▸ **PROBLEM DESCRIPTION**:
Make an exact copy of the lines, leaving the pictures out.

===

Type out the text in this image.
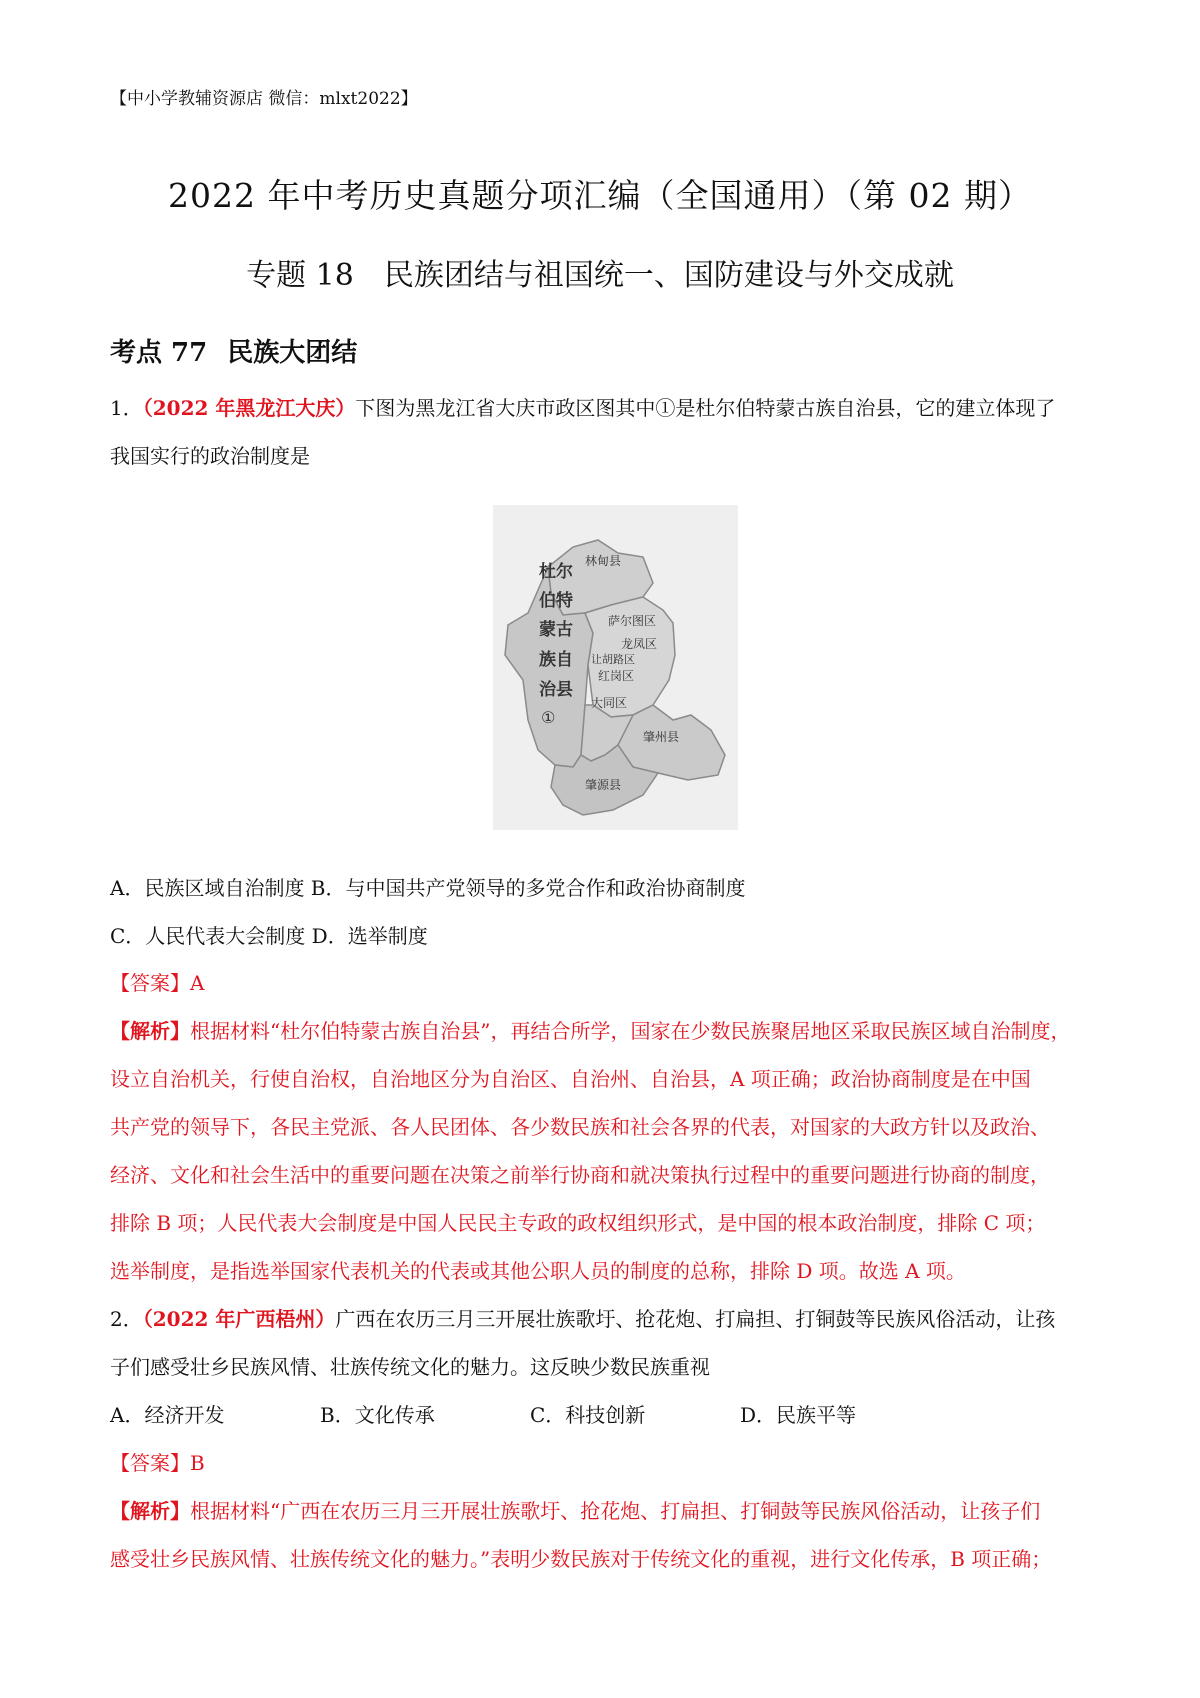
【中小学教辅资源店 微信：mlxt2022】
2022 年中考历史真题分项汇编（全国通用）（第 02 期）
专题 18　民族团结与祖国统一、国防建设与外交成就
考点 77 民族大团结
1．（2022 年黑龙江大庆）下图为黑龙江省大庆市政区图其中①是杜尔伯特蒙古族自治县，它的建立体现了
我国实行的政治制度是
林甸县
杜 尔
伯 特
蒙 古
族 自
治 县
①
萨尔图区
龙凤区
让胡路区
红岗区
大同区
肇州县
肇源县
A．民族区域自治制度 B．与中国共产党领导的多党合作和政治协商制度
C．人民代表大会制度 D．选举制度
【答案】A
【解析】根据材料“杜尔伯特蒙古族自治县”，再结合所学，国家在少数民族聚居地区采取民族区域自治制度，
设立自治机关，行使自治权，自治地区分为自治区、自治州、自治县，A 项正确；政治协商制度是在中国
共产党的领导下，各民主党派、各人民团体、各少数民族和社会各界的代表，对国家的大政方针以及政治、
经济、文化和社会生活中的重要问题在决策之前举行协商和就决策执行过程中的重要问题进行协商的制度，
排除 B 项；人民代表大会制度是中国人民民主专政的政权组织形式，是中国的根本政治制度，排除 C 项；
选举制度，是指选举国家代表机关的代表或其他公职人员的制度的总称，排除 D 项。故选 A 项。
2．（2022 年广西梧州）广西在农历三月三开展壮族歌圩、抢花炮、打扁担、打铜鼓等民族风俗活动，让孩
子们感受壮乡民族风情、壮族传统文化的魅力。这反映少数民族重视
A．经济开发	B．文化传承	C．科技创新	D．民族平等
【答案】B
【解析】根据材料“广西在农历三月三开展壮族歌圩、抢花炮、打扁担、打铜鼓等民族风俗活动，让孩子们
感受壮乡民族风情、壮族传统文化的魅力。”表明少数民族对于传统文化的重视，进行文化传承，B 项正确；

===

▸ **TASK RESULT**:
Type out the text in this image.
【中小学教辅资源店 微信：mlxt2022】
2022 年中考历史真题分项汇编（全国通用）（第 02 期）
专题 18　民族团结与祖国统一、国防建设与外交成就
考点 77 民族大团结
1．（2022 年黑龙江大庆）下图为黑龙江省大庆市政区图其中①是杜尔伯特蒙古族自治县，它的建立体现了
我国实行的政治制度是
林甸县
杜 尔
伯 特
蒙 古
族 自
治 县
①
萨尔图区
龙凤区
让胡路区
红岗区
大同区
肇州县
肇源县
A．民族区域自治制度 B．与中国共产党领导的多党合作和政治协商制度
C．人民代表大会制度 D．选举制度
【答案】A
【解析】根据材料“杜尔伯特蒙古族自治县”，再结合所学，国家在少数民族聚居地区采取民族区域自治制度，
设立自治机关，行使自治权，自治地区分为自治区、自治州、自治县，A 项正确；政治协商制度是在中国
共产党的领导下，各民主党派、各人民团体、各少数民族和社会各界的代表，对国家的大政方针以及政治、
经济、文化和社会生活中的重要问题在决策之前举行协商和就决策执行过程中的重要问题进行协商的制度，
排除 B 项；人民代表大会制度是中国人民民主专政的政权组织形式，是中国的根本政治制度，排除 C 项；
选举制度，是指选举国家代表机关的代表或其他公职人员的制度的总称，排除 D 项。故选 A 项。
2．（2022 年广西梧州）广西在农历三月三开展壮族歌圩、抢花炮、打扁担、打铜鼓等民族风俗活动，让孩
子们感受壮乡民族风情、壮族传统文化的魅力。这反映少数民族重视
A．经济开发	B．文化传承	C．科技创新	D．民族平等
【答案】B
【解析】根据材料“广西在农历三月三开展壮族歌圩、抢花炮、打扁担、打铜鼓等民族风俗活动，让孩子们
感受壮乡民族风情、壮族传统文化的魅力。”表明少数民族对于传统文化的重视，进行文化传承，B 项正确；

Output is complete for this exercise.